* WRITTEN PROBLEM: Search the records for "Tjänstledighet". Copy every line where it appears.

(Recorded data)
▬▬▬▬▬▬
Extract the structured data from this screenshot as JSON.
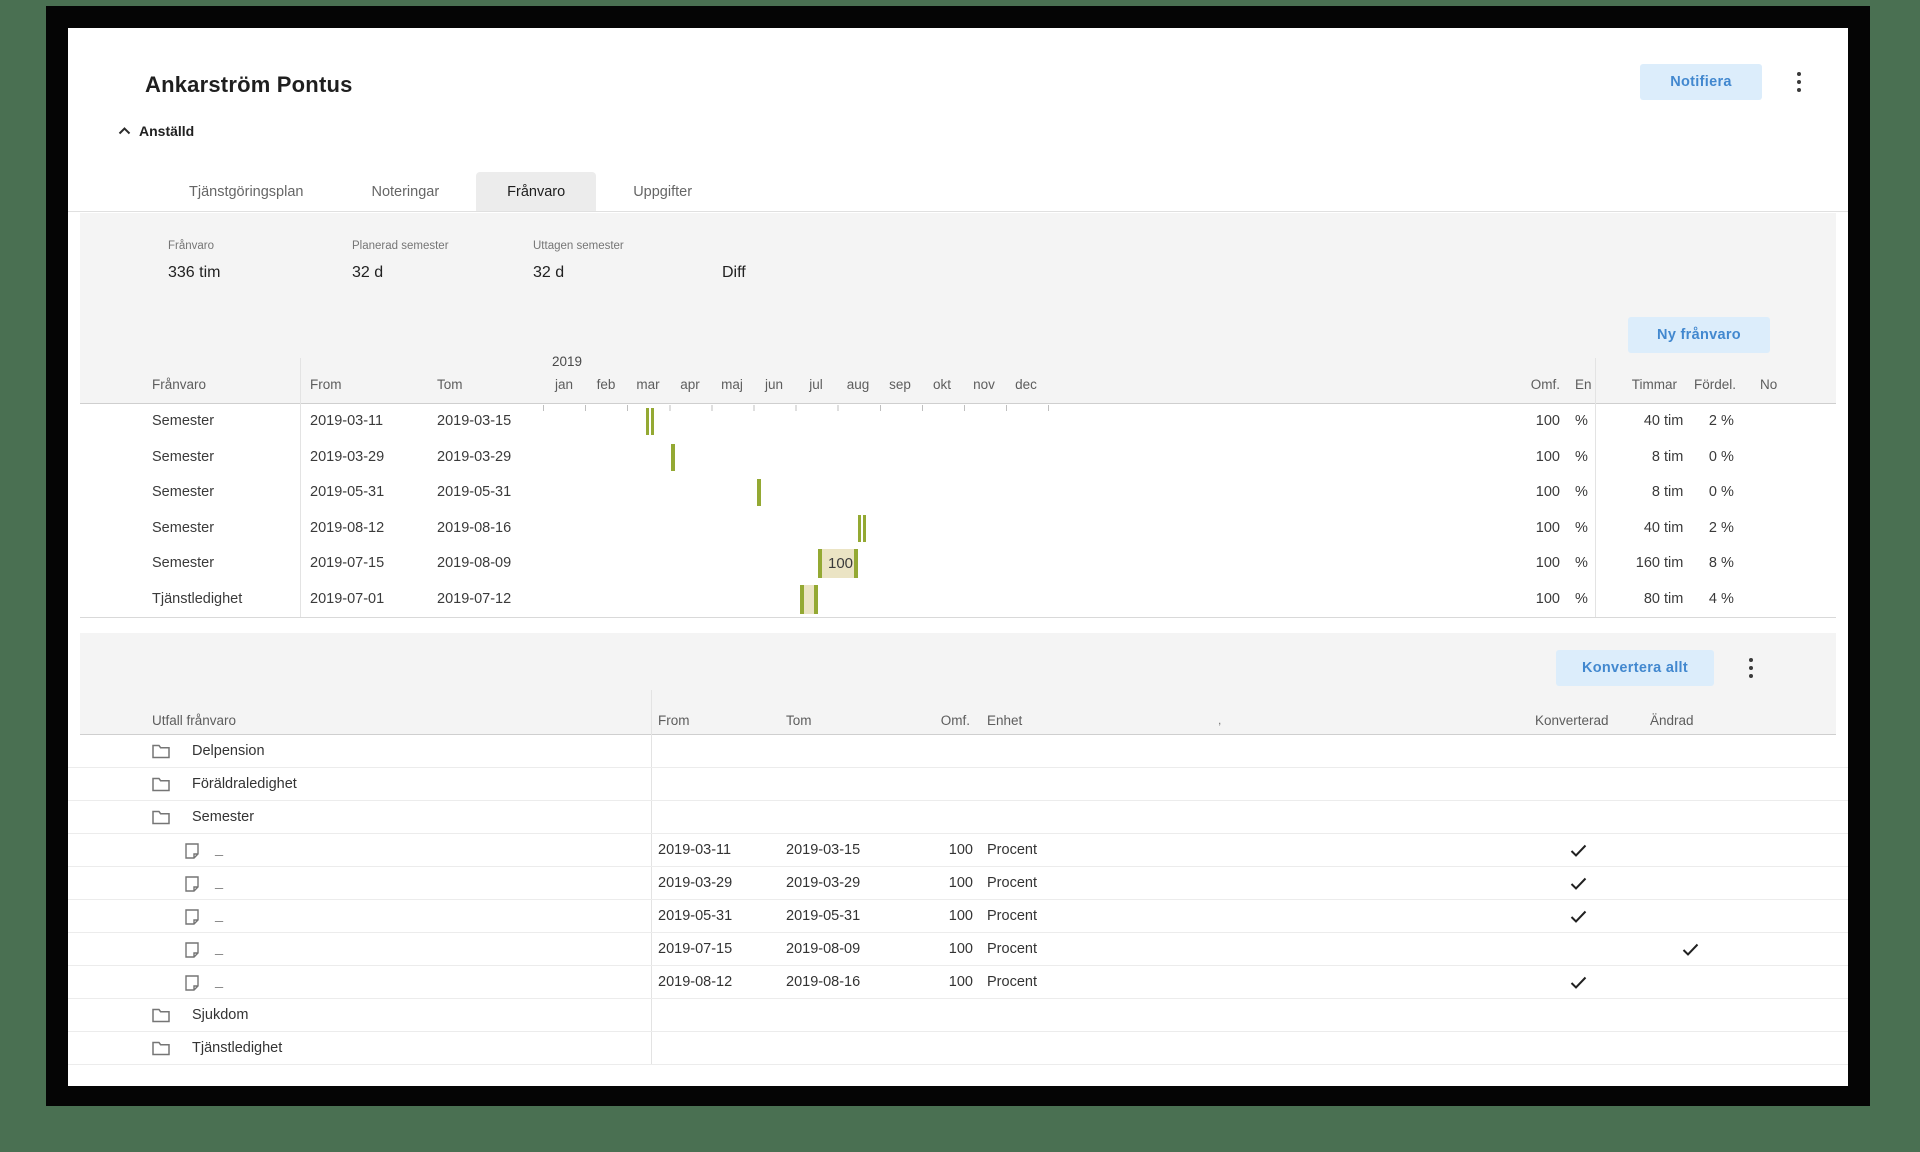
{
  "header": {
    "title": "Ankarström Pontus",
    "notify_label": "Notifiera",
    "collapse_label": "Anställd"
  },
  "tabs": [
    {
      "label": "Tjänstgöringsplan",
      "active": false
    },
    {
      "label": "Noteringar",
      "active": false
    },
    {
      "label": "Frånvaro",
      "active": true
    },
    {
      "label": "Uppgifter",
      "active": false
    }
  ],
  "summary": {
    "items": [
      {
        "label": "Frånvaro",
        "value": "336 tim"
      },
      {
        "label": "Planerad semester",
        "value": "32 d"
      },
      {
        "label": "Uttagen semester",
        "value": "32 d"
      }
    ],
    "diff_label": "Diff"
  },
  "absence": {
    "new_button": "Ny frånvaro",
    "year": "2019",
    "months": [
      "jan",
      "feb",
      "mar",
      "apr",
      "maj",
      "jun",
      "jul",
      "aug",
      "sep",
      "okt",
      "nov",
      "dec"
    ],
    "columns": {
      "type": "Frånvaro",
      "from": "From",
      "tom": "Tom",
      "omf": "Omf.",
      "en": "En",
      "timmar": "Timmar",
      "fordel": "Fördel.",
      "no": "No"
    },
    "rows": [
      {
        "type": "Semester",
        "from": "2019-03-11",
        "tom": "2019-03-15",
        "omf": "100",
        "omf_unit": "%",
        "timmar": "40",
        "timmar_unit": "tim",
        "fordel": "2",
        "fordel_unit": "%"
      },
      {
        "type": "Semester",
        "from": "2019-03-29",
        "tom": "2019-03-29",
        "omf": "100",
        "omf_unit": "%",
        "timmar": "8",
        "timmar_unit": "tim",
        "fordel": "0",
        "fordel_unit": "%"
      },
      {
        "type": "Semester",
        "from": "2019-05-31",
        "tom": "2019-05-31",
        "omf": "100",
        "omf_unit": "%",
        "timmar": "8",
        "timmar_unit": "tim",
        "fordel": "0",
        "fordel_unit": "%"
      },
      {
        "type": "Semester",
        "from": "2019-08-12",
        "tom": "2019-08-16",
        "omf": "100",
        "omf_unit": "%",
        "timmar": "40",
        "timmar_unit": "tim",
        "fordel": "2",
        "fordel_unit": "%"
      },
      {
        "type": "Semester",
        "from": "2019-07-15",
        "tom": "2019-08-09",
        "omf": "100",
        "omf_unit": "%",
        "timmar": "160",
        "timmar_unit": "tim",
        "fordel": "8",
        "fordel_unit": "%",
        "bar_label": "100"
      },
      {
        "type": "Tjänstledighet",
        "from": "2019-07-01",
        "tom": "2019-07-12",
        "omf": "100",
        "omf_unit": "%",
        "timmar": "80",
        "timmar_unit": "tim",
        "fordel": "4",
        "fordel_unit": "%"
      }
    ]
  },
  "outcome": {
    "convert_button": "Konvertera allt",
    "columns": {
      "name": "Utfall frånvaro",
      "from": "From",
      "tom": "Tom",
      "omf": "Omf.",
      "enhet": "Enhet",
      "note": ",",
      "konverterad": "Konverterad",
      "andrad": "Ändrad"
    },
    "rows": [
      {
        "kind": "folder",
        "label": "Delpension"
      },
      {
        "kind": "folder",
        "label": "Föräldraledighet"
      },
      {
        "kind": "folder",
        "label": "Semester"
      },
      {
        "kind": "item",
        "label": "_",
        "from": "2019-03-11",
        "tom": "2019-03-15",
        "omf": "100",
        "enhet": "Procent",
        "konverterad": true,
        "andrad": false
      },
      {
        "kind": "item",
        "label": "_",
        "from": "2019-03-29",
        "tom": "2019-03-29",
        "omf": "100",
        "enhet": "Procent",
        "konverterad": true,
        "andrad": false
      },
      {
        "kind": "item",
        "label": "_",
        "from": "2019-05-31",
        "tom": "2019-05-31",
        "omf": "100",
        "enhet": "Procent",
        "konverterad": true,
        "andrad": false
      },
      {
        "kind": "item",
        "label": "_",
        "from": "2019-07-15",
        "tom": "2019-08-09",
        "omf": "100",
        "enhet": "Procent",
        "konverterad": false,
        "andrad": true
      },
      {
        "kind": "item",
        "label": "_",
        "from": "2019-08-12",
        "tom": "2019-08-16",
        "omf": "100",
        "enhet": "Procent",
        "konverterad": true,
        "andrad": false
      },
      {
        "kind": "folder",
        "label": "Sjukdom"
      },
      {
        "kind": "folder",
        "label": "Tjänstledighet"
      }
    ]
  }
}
▬▬▬▬▬▬
* THE COMPLETED TASK:
        "type": "Tjänstledighet",
        "label": "Tjänstledighet"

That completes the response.